## CHALLENGE
Copy each line of the records that contains the word "describing".

## TASK INPUT
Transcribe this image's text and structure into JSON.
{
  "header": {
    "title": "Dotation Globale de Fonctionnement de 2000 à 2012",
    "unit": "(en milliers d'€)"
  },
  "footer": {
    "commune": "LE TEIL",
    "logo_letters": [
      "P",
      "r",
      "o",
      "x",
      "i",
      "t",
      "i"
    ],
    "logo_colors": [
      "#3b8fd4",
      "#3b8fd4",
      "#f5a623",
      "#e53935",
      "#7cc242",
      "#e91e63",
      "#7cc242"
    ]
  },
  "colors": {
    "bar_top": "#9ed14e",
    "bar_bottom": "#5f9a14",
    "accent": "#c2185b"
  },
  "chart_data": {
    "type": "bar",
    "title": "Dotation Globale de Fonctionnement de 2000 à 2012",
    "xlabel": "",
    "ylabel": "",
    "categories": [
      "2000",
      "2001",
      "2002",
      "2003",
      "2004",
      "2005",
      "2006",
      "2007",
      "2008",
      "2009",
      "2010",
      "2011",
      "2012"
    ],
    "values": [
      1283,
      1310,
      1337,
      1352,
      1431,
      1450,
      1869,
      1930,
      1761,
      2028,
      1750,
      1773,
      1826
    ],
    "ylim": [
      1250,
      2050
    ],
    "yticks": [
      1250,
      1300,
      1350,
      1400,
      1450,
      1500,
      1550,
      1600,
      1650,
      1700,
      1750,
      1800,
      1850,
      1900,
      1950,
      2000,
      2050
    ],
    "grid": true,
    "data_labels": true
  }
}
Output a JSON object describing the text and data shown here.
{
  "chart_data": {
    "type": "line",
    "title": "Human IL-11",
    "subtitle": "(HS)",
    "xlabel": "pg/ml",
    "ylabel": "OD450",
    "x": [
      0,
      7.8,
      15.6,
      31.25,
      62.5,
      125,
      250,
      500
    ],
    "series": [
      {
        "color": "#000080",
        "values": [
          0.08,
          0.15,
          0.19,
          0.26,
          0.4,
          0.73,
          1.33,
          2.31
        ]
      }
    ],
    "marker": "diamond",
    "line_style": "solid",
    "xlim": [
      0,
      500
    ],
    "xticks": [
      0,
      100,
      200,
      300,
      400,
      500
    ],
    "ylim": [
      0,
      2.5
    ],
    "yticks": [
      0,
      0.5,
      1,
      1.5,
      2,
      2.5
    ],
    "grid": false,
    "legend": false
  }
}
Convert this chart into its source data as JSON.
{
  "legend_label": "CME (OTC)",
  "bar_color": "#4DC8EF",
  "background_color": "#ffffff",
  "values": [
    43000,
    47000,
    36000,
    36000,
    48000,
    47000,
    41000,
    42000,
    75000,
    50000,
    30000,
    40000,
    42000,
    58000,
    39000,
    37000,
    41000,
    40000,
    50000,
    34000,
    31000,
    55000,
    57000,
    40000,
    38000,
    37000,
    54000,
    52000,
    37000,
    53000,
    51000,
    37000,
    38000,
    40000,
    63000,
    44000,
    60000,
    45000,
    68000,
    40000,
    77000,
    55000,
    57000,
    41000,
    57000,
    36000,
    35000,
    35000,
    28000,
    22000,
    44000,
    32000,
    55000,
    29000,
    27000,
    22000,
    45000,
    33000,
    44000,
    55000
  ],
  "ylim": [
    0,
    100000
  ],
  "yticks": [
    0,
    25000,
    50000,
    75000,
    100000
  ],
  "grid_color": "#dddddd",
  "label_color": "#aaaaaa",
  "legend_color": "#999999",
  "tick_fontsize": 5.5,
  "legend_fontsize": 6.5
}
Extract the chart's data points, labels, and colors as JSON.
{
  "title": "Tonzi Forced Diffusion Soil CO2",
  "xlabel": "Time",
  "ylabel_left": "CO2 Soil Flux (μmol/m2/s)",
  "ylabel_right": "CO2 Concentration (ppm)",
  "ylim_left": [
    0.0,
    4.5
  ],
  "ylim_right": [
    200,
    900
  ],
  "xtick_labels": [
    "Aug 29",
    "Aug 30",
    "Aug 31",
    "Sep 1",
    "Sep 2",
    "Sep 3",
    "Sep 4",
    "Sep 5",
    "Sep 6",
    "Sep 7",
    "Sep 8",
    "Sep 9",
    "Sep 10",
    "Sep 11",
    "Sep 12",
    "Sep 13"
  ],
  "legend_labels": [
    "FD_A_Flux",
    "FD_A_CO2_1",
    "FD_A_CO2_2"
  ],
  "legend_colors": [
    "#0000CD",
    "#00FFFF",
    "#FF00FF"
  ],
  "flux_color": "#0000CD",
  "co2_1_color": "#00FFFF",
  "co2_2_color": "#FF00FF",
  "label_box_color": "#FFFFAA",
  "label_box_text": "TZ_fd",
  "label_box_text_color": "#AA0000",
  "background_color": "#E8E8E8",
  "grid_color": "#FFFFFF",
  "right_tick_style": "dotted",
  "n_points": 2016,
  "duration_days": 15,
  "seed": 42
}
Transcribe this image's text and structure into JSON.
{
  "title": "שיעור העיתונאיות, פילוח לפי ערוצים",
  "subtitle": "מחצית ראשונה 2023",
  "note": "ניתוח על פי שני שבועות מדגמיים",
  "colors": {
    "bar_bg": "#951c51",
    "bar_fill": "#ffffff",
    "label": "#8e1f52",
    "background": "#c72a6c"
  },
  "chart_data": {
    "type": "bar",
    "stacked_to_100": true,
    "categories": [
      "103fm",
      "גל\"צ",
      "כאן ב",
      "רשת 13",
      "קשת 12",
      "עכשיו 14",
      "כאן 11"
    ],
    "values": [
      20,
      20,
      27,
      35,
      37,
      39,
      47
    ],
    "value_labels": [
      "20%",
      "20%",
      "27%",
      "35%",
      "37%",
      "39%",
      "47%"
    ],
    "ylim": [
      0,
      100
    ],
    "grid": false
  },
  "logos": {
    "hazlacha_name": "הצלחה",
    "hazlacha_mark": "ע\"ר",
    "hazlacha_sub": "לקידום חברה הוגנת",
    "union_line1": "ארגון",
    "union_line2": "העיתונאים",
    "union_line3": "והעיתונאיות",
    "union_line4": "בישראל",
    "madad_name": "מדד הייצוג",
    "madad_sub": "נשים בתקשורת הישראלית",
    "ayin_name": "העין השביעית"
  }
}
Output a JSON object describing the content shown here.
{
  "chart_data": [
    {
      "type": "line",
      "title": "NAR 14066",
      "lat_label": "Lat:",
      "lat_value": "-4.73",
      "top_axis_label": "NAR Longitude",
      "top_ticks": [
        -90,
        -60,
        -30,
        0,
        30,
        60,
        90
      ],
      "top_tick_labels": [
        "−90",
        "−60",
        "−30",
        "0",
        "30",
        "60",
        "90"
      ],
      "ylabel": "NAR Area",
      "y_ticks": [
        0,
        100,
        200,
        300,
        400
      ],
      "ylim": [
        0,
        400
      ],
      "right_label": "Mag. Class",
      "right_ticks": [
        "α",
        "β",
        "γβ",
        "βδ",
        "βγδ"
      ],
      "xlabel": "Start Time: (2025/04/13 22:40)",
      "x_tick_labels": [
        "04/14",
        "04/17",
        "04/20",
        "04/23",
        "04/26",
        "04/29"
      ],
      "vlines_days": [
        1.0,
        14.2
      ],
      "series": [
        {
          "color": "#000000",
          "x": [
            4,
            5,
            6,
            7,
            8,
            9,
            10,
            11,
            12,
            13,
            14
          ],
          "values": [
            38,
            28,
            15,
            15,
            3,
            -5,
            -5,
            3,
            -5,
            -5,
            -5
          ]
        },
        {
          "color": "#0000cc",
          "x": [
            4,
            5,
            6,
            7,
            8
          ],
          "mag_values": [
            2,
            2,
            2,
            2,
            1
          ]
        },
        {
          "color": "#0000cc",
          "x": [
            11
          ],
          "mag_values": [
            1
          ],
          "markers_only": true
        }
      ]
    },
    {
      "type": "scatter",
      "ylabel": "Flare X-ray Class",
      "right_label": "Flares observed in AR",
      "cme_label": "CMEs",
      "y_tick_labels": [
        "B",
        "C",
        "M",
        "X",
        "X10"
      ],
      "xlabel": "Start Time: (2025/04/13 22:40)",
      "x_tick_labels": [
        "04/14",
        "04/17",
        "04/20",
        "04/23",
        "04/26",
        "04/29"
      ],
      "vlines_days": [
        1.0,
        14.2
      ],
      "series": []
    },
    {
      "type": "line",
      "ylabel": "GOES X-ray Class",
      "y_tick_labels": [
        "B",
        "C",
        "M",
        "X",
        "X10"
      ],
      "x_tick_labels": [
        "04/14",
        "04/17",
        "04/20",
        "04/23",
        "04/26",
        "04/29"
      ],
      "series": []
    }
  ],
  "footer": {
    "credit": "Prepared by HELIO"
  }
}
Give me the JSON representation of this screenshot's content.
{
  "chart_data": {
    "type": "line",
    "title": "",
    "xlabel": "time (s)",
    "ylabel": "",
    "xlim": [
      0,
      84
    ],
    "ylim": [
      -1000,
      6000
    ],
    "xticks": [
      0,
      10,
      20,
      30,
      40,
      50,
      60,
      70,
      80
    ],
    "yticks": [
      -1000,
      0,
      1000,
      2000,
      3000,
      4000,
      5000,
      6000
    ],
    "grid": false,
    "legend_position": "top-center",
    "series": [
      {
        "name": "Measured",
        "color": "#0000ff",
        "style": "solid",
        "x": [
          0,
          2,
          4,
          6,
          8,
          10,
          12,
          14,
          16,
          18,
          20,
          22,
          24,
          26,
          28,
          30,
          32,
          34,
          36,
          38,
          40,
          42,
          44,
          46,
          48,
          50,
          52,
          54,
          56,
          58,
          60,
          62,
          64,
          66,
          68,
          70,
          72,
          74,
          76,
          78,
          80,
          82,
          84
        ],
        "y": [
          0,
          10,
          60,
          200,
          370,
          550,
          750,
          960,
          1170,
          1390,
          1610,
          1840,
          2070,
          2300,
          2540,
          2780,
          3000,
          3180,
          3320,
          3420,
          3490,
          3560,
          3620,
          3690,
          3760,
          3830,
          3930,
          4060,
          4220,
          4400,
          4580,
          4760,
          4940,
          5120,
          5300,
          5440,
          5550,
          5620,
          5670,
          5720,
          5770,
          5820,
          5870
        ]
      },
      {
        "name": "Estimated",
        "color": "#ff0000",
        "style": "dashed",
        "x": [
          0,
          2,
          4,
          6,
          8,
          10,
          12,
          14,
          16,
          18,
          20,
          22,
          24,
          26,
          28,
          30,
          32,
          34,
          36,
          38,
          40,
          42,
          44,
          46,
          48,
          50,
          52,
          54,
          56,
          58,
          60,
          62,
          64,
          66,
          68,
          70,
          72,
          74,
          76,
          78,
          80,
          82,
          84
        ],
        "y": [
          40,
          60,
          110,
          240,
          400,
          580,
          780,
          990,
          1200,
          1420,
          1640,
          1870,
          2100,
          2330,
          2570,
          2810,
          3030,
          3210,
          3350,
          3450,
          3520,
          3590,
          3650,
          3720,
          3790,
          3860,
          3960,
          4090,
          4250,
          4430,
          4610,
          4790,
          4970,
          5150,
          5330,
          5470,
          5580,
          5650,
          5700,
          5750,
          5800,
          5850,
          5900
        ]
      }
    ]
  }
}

## OUTPUT OF THE TASK
Output a JSON object describing the text and data shown here.
Output a JSON object describing the content shown here.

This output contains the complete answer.